---- EXERCISE MATERIALS
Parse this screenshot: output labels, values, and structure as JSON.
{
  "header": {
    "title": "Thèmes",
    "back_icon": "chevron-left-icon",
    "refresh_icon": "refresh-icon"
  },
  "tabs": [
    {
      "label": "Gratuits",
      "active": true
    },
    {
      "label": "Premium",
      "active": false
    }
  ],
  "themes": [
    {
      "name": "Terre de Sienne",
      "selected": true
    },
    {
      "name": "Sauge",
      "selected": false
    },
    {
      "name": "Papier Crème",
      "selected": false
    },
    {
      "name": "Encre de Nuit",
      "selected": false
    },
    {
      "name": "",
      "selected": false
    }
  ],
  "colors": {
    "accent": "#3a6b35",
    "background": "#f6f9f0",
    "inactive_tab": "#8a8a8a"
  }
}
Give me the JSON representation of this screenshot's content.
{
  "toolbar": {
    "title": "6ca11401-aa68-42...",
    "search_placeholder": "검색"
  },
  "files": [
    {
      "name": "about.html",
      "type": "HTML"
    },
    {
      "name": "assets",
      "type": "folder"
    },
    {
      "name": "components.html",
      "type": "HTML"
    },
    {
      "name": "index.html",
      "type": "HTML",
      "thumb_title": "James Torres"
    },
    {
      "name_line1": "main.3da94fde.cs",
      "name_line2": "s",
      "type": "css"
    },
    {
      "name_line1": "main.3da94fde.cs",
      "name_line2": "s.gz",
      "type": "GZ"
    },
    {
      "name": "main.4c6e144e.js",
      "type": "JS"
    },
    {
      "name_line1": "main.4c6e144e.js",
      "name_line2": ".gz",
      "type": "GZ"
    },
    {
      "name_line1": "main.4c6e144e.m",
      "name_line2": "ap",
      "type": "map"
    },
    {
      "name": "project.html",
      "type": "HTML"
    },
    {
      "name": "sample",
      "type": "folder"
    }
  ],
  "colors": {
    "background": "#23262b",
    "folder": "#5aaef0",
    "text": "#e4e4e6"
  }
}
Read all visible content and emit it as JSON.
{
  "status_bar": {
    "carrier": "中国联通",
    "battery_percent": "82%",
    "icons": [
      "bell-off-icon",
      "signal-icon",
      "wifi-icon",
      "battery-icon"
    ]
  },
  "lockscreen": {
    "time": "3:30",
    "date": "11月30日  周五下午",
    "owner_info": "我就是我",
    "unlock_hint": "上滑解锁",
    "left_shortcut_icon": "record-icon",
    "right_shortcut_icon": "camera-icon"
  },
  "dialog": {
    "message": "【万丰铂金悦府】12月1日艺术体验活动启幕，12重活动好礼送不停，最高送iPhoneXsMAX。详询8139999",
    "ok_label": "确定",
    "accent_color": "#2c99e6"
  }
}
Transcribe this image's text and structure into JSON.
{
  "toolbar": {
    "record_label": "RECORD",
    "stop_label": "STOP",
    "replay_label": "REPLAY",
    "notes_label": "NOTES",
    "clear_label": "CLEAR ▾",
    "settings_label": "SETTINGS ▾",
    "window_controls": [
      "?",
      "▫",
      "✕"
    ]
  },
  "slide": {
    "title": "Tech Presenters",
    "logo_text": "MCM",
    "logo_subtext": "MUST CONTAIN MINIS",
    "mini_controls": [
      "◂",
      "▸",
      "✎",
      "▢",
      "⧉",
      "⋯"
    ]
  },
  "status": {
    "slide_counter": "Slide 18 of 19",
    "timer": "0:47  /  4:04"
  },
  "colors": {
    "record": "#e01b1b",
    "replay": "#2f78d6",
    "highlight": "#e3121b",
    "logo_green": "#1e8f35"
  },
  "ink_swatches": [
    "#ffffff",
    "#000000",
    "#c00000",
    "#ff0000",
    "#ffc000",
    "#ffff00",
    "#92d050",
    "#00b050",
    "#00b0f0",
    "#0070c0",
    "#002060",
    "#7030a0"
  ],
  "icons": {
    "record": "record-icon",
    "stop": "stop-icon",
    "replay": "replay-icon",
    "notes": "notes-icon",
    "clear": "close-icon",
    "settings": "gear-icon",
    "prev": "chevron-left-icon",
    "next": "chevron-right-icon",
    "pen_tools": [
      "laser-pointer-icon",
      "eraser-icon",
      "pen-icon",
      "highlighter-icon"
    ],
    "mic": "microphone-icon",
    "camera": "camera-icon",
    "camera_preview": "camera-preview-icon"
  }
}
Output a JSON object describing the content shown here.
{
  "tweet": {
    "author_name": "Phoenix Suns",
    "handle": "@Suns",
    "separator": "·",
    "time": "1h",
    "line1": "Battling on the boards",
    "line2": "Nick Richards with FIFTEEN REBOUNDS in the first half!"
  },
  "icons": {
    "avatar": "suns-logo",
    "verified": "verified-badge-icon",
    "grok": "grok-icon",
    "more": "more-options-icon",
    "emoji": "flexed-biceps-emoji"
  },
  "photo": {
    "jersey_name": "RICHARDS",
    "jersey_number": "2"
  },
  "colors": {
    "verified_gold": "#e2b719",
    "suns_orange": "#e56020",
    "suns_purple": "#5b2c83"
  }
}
--------
● WHAT YOU SHOULD DO:
Repeat the material above in full, quoting it exactly.

● TASK RESPONSE:
Parse this screenshot: output labels, values, and structure as JSON.
{
  "header": {
    "title": "Thèmes",
    "back_icon": "chevron-left-icon",
    "refresh_icon": "refresh-icon"
  },
  "tabs": [
    {
      "label": "Gratuits",
      "active": true
    },
    {
      "label": "Premium",
      "active": false
    }
  ],
  "themes": [
    {
      "name": "Terre de Sienne",
      "selected": true
    },
    {
      "name": "Sauge",
      "selected": false
    },
    {
      "name": "Papier Crème",
      "selected": false
    },
    {
      "name": "Encre de Nuit",
      "selected": false
    },
    {
      "name": "",
      "selected": false
    }
  ],
  "colors": {
    "accent": "#3a6b35",
    "background": "#f6f9f0",
    "inactive_tab": "#8a8a8a"
  }
}
Give me the JSON representation of this screenshot's content.
{
  "toolbar": {
    "title": "6ca11401-aa68-42...",
    "search_placeholder": "검색"
  },
  "files": [
    {
      "name": "about.html",
      "type": "HTML"
    },
    {
      "name": "assets",
      "type": "folder"
    },
    {
      "name": "components.html",
      "type": "HTML"
    },
    {
      "name": "index.html",
      "type": "HTML",
      "thumb_title": "James Torres"
    },
    {
      "name_line1": "main.3da94fde.cs",
      "name_line2": "s",
      "type": "css"
    },
    {
      "name_line1": "main.3da94fde.cs",
      "name_line2": "s.gz",
      "type": "GZ"
    },
    {
      "name": "main.4c6e144e.js",
      "type": "JS"
    },
    {
      "name_line1": "main.4c6e144e.js",
      "name_line2": ".gz",
      "type": "GZ"
    },
    {
      "name_line1": "main.4c6e144e.m",
      "name_line2": "ap",
      "type": "map"
    },
    {
      "name": "project.html",
      "type": "HTML"
    },
    {
      "name": "sample",
      "type": "folder"
    }
  ],
  "colors": {
    "background": "#23262b",
    "folder": "#5aaef0",
    "text": "#e4e4e6"
  }
}
Read all visible content and emit it as JSON.
{
  "status_bar": {
    "carrier": "中国联通",
    "battery_percent": "82%",
    "icons": [
      "bell-off-icon",
      "signal-icon",
      "wifi-icon",
      "battery-icon"
    ]
  },
  "lockscreen": {
    "time": "3:30",
    "date": "11月30日  周五下午",
    "owner_info": "我就是我",
    "unlock_hint": "上滑解锁",
    "left_shortcut_icon": "record-icon",
    "right_shortcut_icon": "camera-icon"
  },
  "dialog": {
    "message": "【万丰铂金悦府】12月1日艺术体验活动启幕，12重活动好礼送不停，最高送iPhoneXsMAX。详询8139999",
    "ok_label": "确定",
    "accent_color": "#2c99e6"
  }
}
Transcribe this image's text and structure into JSON.
{
  "toolbar": {
    "record_label": "RECORD",
    "stop_label": "STOP",
    "replay_label": "REPLAY",
    "notes_label": "NOTES",
    "clear_label": "CLEAR ▾",
    "settings_label": "SETTINGS ▾",
    "window_controls": [
      "?",
      "▫",
      "✕"
    ]
  },
  "slide": {
    "title": "Tech Presenters",
    "logo_text": "MCM",
    "logo_subtext": "MUST CONTAIN MINIS",
    "mini_controls": [
      "◂",
      "▸",
      "✎",
      "▢",
      "⧉",
      "⋯"
    ]
  },
  "status": {
    "slide_counter": "Slide 18 of 19",
    "timer": "0:47  /  4:04"
  },
  "colors": {
    "record": "#e01b1b",
    "replay": "#2f78d6",
    "highlight": "#e3121b",
    "logo_green": "#1e8f35"
  },
  "ink_swatches": [
    "#ffffff",
    "#000000",
    "#c00000",
    "#ff0000",
    "#ffc000",
    "#ffff00",
    "#92d050",
    "#00b050",
    "#00b0f0",
    "#0070c0",
    "#002060",
    "#7030a0"
  ],
  "icons": {
    "record": "record-icon",
    "stop": "stop-icon",
    "replay": "replay-icon",
    "notes": "notes-icon",
    "clear": "close-icon",
    "settings": "gear-icon",
    "prev": "chevron-left-icon",
    "next": "chevron-right-icon",
    "pen_tools": [
      "laser-pointer-icon",
      "eraser-icon",
      "pen-icon",
      "highlighter-icon"
    ],
    "mic": "microphone-icon",
    "camera": "camera-icon",
    "camera_preview": "camera-preview-icon"
  }
}
Output a JSON object describing the content shown here.
{
  "tweet": {
    "author_name": "Phoenix Suns",
    "handle": "@Suns",
    "separator": "·",
    "time": "1h",
    "line1": "Battling on the boards",
    "line2": "Nick Richards with FIFTEEN REBOUNDS in the first half!"
  },
  "icons": {
    "avatar": "suns-logo",
    "verified": "verified-badge-icon",
    "grok": "grok-icon",
    "more": "more-options-icon",
    "emoji": "flexed-biceps-emoji"
  },
  "photo": {
    "jersey_name": "RICHARDS",
    "jersey_number": "2"
  },
  "colors": {
    "verified_gold": "#e2b719",
    "suns_orange": "#e56020",
    "suns_purple": "#5b2c83"
  }
}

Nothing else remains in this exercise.